[Records from a collection]
=-=-=-=-=

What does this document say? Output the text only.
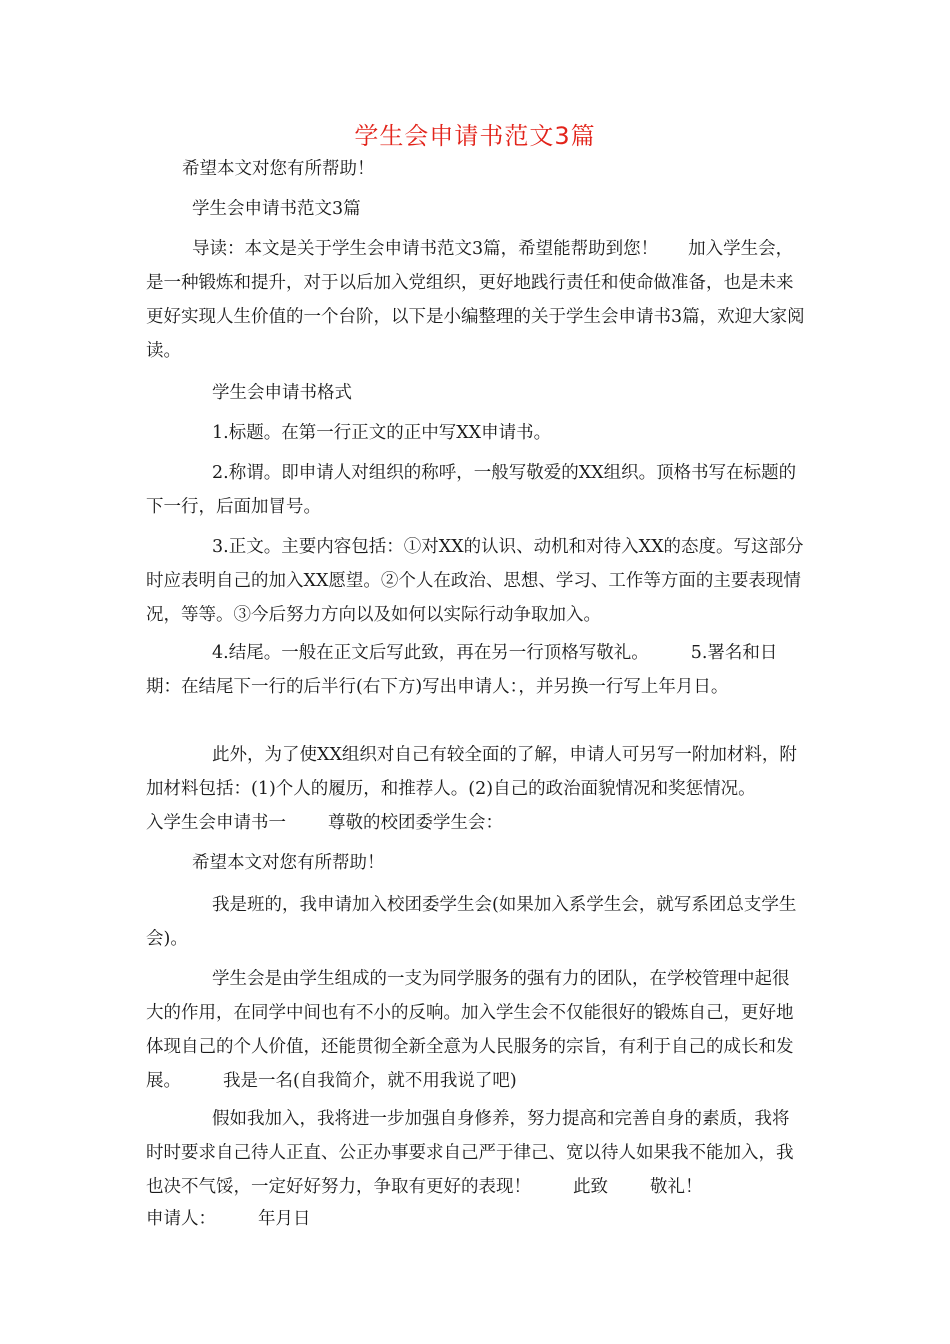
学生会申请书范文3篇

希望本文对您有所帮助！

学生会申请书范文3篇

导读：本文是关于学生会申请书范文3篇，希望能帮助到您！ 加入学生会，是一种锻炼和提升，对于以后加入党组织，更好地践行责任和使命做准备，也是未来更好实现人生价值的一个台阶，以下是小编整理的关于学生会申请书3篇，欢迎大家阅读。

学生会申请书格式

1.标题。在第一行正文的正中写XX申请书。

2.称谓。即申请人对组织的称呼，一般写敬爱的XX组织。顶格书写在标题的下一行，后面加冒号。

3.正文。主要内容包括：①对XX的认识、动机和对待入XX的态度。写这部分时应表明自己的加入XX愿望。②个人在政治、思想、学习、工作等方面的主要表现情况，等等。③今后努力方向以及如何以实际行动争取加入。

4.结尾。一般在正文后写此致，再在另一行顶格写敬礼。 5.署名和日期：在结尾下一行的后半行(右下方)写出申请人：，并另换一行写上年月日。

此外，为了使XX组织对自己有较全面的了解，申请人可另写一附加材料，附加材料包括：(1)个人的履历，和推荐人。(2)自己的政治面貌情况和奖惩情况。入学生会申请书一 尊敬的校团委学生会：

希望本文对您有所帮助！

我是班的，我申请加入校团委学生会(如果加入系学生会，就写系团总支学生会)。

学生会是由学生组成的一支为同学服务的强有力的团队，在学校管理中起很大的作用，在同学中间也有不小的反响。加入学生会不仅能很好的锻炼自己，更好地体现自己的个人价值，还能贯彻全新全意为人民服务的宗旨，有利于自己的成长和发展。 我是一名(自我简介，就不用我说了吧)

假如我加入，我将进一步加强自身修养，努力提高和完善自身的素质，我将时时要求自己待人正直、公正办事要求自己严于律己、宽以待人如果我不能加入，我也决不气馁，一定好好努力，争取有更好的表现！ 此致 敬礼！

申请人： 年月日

=-=-=-=-=

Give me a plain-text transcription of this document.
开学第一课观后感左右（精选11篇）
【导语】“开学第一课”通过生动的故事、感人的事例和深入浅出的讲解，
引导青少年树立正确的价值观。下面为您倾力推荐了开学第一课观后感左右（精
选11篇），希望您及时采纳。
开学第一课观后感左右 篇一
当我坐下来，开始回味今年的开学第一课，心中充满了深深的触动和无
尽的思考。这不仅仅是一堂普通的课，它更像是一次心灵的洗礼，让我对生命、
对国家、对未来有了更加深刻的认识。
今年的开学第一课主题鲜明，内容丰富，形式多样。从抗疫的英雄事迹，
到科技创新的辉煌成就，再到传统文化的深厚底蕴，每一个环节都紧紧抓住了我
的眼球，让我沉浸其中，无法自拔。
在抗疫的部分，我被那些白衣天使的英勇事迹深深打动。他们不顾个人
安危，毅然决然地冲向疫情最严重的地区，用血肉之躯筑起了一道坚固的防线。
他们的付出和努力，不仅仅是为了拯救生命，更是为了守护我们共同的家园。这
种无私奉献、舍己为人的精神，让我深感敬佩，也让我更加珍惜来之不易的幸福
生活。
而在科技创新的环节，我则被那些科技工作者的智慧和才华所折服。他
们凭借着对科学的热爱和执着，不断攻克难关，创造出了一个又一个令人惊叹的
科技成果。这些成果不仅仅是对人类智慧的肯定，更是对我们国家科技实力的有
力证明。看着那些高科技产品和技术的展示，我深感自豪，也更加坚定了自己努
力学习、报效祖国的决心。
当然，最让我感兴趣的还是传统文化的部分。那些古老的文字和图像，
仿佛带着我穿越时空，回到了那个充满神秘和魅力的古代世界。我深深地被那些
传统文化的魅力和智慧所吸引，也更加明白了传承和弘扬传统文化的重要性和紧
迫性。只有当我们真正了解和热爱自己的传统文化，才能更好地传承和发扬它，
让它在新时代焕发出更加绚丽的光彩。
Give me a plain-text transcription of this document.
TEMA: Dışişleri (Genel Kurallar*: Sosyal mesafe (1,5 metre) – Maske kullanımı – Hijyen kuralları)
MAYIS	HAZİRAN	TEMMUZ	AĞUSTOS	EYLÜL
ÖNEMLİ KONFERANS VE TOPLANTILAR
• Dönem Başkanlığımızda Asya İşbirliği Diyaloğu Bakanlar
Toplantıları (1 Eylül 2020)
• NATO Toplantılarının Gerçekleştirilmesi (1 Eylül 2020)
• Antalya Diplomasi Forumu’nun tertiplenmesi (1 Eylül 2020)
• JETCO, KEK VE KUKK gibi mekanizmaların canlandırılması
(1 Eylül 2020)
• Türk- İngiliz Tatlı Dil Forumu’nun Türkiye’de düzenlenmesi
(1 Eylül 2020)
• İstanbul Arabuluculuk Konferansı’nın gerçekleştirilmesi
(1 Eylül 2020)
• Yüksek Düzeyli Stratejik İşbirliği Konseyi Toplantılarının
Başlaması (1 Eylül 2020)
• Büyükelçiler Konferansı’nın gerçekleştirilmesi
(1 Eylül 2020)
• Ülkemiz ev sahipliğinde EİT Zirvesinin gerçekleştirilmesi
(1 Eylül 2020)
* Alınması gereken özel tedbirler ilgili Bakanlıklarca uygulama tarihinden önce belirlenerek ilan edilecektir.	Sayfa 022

=-=-=-=-=

From the data, collect all lines where the string "Forumu" appears.

# SOLUTION FOR THIS TASK
• Antalya Diplomasi Forumu’nun tertiplenmesi (1 Eylül 2020)
• Türk- İngiliz Tatlı Dil Forumu’nun Türkiye’de düzenlenmesi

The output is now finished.